TASK » Put every line of the material below into a JSON list of strings, one string per line, leaving out blank lines.

RECORDS PROVIDED »
## Begin
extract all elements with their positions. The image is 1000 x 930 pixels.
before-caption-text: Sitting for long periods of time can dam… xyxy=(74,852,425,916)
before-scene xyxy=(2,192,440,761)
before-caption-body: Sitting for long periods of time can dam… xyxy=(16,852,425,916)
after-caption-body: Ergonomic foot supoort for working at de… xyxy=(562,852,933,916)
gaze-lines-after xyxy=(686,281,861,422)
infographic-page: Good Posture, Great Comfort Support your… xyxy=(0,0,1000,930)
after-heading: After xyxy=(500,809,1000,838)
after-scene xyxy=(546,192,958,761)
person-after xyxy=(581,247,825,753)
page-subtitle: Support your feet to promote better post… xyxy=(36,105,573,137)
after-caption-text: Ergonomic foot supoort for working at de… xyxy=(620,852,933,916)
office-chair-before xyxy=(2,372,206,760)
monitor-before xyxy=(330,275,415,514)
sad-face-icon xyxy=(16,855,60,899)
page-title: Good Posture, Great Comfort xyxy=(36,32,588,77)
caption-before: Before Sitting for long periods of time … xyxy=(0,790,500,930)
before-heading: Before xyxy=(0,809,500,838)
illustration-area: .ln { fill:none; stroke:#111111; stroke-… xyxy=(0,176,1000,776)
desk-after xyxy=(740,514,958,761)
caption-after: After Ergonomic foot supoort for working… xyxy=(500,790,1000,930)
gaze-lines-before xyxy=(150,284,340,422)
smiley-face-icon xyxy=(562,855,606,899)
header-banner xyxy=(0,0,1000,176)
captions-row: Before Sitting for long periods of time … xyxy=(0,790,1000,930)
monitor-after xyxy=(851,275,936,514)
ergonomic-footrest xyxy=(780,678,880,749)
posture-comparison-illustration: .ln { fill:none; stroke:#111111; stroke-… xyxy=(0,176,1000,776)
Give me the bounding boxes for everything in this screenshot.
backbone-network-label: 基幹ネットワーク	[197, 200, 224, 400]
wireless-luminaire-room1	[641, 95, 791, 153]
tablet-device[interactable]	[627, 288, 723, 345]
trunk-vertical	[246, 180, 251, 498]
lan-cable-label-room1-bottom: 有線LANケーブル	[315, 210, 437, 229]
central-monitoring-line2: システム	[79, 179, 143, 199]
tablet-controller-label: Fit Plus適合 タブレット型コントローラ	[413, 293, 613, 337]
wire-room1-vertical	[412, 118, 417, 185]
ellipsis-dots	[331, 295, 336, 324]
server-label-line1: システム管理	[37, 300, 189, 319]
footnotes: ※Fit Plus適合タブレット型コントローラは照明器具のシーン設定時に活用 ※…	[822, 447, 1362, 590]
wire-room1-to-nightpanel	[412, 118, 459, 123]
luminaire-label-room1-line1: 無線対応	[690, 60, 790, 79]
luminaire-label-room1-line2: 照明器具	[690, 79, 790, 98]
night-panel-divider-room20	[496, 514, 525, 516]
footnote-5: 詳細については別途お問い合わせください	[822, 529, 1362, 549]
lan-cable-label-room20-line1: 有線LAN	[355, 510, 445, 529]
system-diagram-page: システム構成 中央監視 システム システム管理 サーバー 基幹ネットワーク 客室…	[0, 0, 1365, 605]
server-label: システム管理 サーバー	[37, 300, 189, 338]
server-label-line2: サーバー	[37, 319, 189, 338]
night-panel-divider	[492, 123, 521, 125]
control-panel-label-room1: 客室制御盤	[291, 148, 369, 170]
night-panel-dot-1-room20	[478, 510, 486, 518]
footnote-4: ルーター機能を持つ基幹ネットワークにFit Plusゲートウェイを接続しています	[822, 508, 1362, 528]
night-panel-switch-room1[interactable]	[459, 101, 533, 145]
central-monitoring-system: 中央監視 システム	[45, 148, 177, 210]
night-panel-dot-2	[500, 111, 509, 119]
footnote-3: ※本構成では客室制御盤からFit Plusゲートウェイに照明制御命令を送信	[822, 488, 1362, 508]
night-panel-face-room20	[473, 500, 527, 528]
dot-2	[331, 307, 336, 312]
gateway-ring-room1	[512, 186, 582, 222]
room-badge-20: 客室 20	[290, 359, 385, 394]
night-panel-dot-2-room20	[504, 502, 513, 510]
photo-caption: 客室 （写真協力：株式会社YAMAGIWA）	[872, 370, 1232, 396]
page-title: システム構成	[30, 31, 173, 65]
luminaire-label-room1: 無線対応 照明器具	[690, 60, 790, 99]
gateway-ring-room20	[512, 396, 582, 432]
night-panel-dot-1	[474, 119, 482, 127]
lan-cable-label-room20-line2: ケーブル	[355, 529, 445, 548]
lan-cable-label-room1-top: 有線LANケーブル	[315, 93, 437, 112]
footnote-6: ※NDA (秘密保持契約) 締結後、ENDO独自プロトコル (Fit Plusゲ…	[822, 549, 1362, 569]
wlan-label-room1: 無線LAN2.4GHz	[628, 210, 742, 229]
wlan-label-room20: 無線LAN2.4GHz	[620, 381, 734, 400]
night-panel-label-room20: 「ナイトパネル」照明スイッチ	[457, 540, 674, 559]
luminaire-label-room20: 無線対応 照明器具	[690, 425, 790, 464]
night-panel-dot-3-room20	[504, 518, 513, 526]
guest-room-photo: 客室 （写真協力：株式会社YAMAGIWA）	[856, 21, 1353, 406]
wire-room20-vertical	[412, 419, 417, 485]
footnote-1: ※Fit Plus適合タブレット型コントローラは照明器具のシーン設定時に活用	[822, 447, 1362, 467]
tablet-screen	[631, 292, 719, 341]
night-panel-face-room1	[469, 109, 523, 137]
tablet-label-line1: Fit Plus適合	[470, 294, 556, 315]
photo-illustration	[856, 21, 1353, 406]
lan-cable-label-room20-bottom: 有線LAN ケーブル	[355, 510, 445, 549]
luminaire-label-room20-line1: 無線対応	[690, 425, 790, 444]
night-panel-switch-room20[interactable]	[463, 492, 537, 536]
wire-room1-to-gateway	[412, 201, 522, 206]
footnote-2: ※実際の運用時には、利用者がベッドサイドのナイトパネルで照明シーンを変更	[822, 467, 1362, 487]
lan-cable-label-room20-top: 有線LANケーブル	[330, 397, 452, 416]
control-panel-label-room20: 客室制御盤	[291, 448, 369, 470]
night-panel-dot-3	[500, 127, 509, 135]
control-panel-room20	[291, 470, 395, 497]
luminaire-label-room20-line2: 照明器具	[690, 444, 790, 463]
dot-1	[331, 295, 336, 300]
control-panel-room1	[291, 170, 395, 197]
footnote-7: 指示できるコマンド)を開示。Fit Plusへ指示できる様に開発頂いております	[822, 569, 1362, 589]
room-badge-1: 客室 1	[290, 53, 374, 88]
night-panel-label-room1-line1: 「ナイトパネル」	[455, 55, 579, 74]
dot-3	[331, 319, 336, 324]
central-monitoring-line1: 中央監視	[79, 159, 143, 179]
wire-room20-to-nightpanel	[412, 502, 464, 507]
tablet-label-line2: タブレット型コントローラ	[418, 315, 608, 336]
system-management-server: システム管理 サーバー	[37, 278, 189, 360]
## End
FINAL RESULT »
[
  "extract all elements with their positions. The image is 1000 x 930 pixels.",
  "before-caption-text: Sitting for long periods of time can dam… xyxy=(74,852,425,916)",
  "before-scene xyxy=(2,192,440,761)",
  "before-caption-body: Sitting for long periods of time can dam… xyxy=(16,852,425,916)",
  "after-caption-body: Ergonomic foot supoort for working at de… xyxy=(562,852,933,916)",
  "gaze-lines-after xyxy=(686,281,861,422)",
  "infographic-page: Good Posture, Great Comfort Support your… xyxy=(0,0,1000,930)",
  "after-heading: After xyxy=(500,809,1000,838)",
  "after-scene xyxy=(546,192,958,761)",
  "person-after xyxy=(581,247,825,753)",
  "page-subtitle: Support your feet to promote better post… xyxy=(36,105,573,137)",
  "after-caption-text: Ergonomic foot supoort for working at de… xyxy=(620,852,933,916)",
  "office-chair-before xyxy=(2,372,206,760)",
  "monitor-before xyxy=(330,275,415,514)",
  "sad-face-icon xyxy=(16,855,60,899)",
  "page-title: Good Posture, Great Comfort xyxy=(36,32,588,77)",
  "caption-before: Before Sitting for long periods of time … xyxy=(0,790,500,930)",
  "before-heading: Before xyxy=(0,809,500,838)",
  "illustration-area: .ln { fill:none; stroke:#111111; stroke-… xyxy=(0,176,1000,776)",
  "desk-after xyxy=(740,514,958,761)",
  "caption-after: After Ergonomic foot supoort for working… xyxy=(500,790,1000,930)",
  "gaze-lines-before xyxy=(150,284,340,422)",
  "smiley-face-icon xyxy=(562,855,606,899)",
  "header-banner xyxy=(0,0,1000,176)",
  "captions-row: Before Sitting for long periods of time … xyxy=(0,790,1000,930)",
  "monitor-after xyxy=(851,275,936,514)",
  "ergonomic-footrest xyxy=(780,678,880,749)",
  "posture-comparison-illustration: .ln { fill:none; stroke:#111111; stroke-… xyxy=(0,176,1000,776)",
  "Give me the bounding boxes for everything in this screenshot.",
  "backbone-network-label: 基幹ネットワーク\t[197, 200, 224, 400]",
  "wireless-luminaire-room1\t[641, 95, 791, 153]",
  "tablet-device[interactable]\t[627, 288, 723, 345]",
  "trunk-vertical\t[246, 180, 251, 498]",
  "lan-cable-label-room1-bottom: 有線LANケーブル\t[315, 210, 437, 229]",
  "central-monitoring-line2: システム\t[79, 179, 143, 199]",
  "tablet-controller-label: Fit Plus適合 タブレット型コントローラ\t[413, 293, 613, 337]",
  "wire-room1-vertical\t[412, 118, 417, 185]",
  "ellipsis-dots\t[331, 295, 336, 324]",
  "server-label-line1: システム管理\t[37, 300, 189, 319]",
  "footnotes: ※Fit Plus適合タブレット型コントローラは照明器具のシーン設定時に活用 ※…\t[822, 447, 1362, 590]",
  "wire-room1-to-nightpanel\t[412, 118, 459, 123]",
  "luminaire-label-room1-line1: 無線対応\t[690, 60, 790, 79]",
  "luminaire-label-room1-line2: 照明器具\t[690, 79, 790, 98]",
  "night-panel-divider-room20\t[496, 514, 525, 516]",
  "footnote-5: 詳細については別途お問い合わせください\t[822, 529, 1362, 549]",
  "lan-cable-label-room20-line1: 有線LAN\t[355, 510, 445, 529]",
  "system-diagram-page: システム構成 中央監視 システム システム管理 サーバー 基幹ネットワーク 客室…\t[0, 0, 1365, 605]",
  "server-label: システム管理 サーバー\t[37, 300, 189, 338]",
  "server-label-line2: サーバー\t[37, 319, 189, 338]",
  "night-panel-divider\t[492, 123, 521, 125]",
  "control-panel-label-room1: 客室制御盤\t[291, 148, 369, 170]",
  "night-panel-dot-1-room20\t[478, 510, 486, 518]",
  "footnote-4: ルーター機能を持つ基幹ネットワークにFit Plusゲートウェイを接続しています\t[822, 508, 1362, 528]",
  "night-panel-switch-room1[interactable]\t[459, 101, 533, 145]",
  "central-monitoring-system: 中央監視 システム\t[45, 148, 177, 210]",
  "night-panel-dot-2\t[500, 111, 509, 119]",
  "footnote-3: ※本構成では客室制御盤からFit Plusゲートウェイに照明制御命令を送信\t[822, 488, 1362, 508]",
  "night-panel-face-room20\t[473, 500, 527, 528]",
  "dot-2\t[331, 307, 336, 312]",
  "gateway-ring-room1\t[512, 186, 582, 222]",
  "room-badge-20: 客室 20\t[290, 359, 385, 394]",
  "night-panel-dot-2-room20\t[504, 502, 513, 510]",
  "photo-caption: 客室 （写真協力：株式会社YAMAGIWA）\t[872, 370, 1232, 396]",
  "page-title: システム構成\t[30, 31, 173, 65]",
  "luminaire-label-room1: 無線対応 照明器具\t[690, 60, 790, 99]",
  "gateway-ring-room20\t[512, 396, 582, 432]",
  "night-panel-dot-1\t[474, 119, 482, 127]",
  "lan-cable-label-room20-line2: ケーブル\t[355, 529, 445, 548]",
  "lan-cable-label-room1-top: 有線LANケーブル\t[315, 93, 437, 112]",
  "footnote-6: ※NDA (秘密保持契約) 締結後、ENDO独自プロトコル (Fit Plusゲ…\t[822, 549, 1362, 569]",
  "wlan-label-room1: 無線LAN2.4GHz\t[628, 210, 742, 229]",
  "wlan-label-room20: 無線LAN2.4GHz\t[620, 381, 734, 400]",
  "night-panel-label-room20: 「ナイトパネル」照明スイッチ\t[457, 540, 674, 559]",
  "luminaire-label-room20: 無線対応 照明器具\t[690, 425, 790, 464]",
  "night-panel-dot-3-room20\t[504, 518, 513, 526]",
  "guest-room-photo: 客室 （写真協力：株式会社YAMAGIWA）\t[856, 21, 1353, 406]",
  "wire-room20-vertical\t[412, 419, 417, 485]",
  "footnote-1: ※Fit Plus適合タブレット型コントローラは照明器具のシーン設定時に活用\t[822, 447, 1362, 467]",
  "tablet-screen\t[631, 292, 719, 341]",
  "night-panel-face-room1\t[469, 109, 523, 137]",
  "tablet-label-line1: Fit Plus適合\t[470, 294, 556, 315]",
  "photo-illustration\t[856, 21, 1353, 406]",
  "lan-cable-label-room20-bottom: 有線LAN ケーブル\t[355, 510, 445, 549]",
  "luminaire-label-room20-line1: 無線対応\t[690, 425, 790, 444]",
  "night-panel-switch-room20[interactable]\t[463, 492, 537, 536]",
  "wire-room1-to-gateway\t[412, 201, 522, 206]",
  "footnote-2: ※実際の運用時には、利用者がベッドサイドのナイトパネルで照明シーンを変更\t[822, 467, 1362, 487]",
  "lan-cable-label-room20-top: 有線LANケーブル\t[330, 397, 452, 416]",
  "control-panel-label-room20: 客室制御盤\t[291, 448, 369, 470]",
  "night-panel-dot-3\t[500, 127, 509, 135]",
  "control-panel-room20\t[291, 470, 395, 497]",
  "luminaire-label-room20-line2: 照明器具\t[690, 444, 790, 463]",
  "dot-1\t[331, 295, 336, 300]",
  "control-panel-room1\t[291, 170, 395, 197]",
  "footnote-7: 指示できるコマンド)を開示。Fit Plusへ指示できる様に開発頂いております\t[822, 569, 1362, 589]",
  "room-badge-1: 客室 1\t[290, 53, 374, 88]",
  "night-panel-label-room1-line1: 「ナイトパネル」\t[455, 55, 579, 74]",
  "dot-3\t[331, 319, 336, 324]",
  "central-monitoring-line1: 中央監視\t[79, 159, 143, 179]",
  "wire-room20-to-nightpanel\t[412, 502, 464, 507]",
  "tablet-label-line2: タブレット型コントローラ\t[418, 315, 608, 336]",
  "system-management-server: システム管理 サーバー\t[37, 278, 189, 360]"
]